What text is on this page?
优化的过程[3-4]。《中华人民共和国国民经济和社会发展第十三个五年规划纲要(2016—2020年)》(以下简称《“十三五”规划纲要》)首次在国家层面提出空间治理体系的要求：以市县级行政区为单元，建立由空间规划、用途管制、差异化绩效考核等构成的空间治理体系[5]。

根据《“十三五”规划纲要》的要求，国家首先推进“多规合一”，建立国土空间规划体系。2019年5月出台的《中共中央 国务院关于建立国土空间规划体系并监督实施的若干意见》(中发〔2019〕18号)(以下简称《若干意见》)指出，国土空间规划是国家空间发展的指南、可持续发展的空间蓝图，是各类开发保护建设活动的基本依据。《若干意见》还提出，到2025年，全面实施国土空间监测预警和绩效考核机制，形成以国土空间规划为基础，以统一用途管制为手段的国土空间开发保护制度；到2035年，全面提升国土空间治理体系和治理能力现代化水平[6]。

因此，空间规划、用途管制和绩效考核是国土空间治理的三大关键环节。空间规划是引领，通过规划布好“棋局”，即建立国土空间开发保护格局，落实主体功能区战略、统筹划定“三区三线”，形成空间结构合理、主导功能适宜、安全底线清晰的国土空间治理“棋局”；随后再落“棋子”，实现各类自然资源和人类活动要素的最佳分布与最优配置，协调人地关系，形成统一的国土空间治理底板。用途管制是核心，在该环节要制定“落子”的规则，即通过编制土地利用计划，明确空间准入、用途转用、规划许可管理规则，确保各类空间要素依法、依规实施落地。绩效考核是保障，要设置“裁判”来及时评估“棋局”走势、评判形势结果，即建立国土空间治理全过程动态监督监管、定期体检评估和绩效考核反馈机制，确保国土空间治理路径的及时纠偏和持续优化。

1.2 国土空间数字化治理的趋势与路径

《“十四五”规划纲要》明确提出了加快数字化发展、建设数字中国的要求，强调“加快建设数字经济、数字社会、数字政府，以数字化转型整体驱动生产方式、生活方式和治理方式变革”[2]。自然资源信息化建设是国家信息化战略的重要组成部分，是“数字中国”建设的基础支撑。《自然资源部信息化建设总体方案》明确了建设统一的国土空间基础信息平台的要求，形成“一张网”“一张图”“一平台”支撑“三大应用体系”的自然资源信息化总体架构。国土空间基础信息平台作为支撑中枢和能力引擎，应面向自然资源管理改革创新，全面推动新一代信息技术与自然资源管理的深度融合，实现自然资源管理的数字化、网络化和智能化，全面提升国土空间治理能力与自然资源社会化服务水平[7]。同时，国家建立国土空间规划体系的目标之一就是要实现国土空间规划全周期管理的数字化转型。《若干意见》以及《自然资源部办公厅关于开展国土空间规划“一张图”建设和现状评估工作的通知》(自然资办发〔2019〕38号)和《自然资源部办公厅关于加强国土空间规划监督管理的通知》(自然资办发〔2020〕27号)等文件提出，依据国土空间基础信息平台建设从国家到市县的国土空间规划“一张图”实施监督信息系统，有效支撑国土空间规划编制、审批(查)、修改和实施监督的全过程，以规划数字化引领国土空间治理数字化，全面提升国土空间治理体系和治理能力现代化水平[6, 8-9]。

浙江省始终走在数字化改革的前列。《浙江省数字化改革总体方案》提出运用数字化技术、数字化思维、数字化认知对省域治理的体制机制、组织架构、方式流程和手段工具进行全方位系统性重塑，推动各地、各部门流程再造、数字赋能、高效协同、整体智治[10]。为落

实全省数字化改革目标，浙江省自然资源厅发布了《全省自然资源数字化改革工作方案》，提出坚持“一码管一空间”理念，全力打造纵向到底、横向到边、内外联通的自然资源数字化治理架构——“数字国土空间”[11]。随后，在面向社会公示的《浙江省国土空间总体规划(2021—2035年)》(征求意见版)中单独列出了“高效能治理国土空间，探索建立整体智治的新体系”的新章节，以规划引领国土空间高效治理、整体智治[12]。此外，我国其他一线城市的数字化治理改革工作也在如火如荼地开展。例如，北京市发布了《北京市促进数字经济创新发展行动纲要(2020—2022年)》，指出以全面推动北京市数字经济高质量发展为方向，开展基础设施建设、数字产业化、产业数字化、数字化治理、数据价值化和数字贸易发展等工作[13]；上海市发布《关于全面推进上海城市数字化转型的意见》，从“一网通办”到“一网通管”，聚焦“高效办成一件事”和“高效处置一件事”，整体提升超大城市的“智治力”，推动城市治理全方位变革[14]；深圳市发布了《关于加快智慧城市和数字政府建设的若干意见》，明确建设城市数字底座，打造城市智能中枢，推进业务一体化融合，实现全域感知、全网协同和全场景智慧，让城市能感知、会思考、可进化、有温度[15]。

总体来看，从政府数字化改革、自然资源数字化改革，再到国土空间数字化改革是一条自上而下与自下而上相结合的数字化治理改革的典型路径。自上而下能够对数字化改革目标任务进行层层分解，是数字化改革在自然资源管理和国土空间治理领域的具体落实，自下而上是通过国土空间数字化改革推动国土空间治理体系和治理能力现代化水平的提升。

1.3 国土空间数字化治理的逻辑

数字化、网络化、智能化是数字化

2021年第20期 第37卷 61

---

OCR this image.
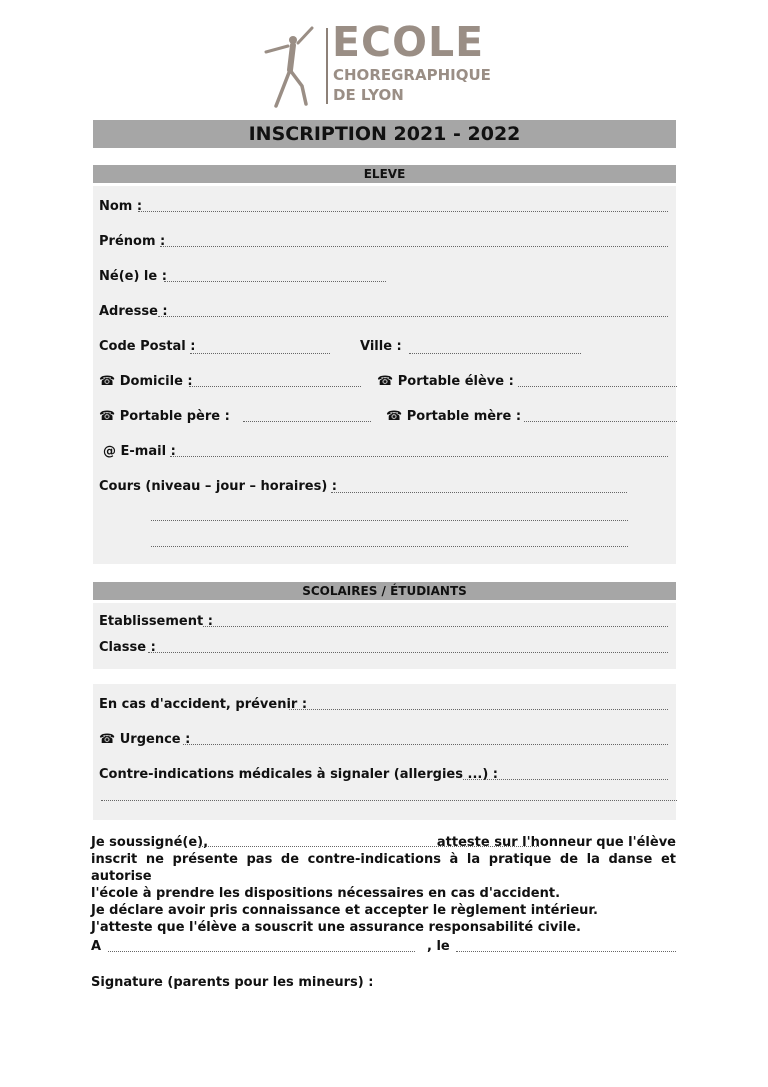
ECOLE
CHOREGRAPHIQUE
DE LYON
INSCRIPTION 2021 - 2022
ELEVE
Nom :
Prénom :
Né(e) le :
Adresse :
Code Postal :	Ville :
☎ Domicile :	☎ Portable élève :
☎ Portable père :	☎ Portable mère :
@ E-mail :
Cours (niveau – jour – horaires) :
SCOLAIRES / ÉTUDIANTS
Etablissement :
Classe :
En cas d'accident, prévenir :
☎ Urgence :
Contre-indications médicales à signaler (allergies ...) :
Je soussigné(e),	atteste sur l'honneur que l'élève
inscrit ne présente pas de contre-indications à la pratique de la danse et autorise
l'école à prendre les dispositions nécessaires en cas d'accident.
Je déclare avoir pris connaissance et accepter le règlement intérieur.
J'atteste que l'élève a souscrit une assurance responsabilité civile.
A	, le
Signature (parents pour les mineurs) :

§ EXERCISE GOAL
Scan the listing above and identify each line holding the string "accident"; copy every such line.

§ FINISHED EXERCISE
En cas d'accident, prévenir :
l'école à prendre les dispositions nécessaires en cas d'accident.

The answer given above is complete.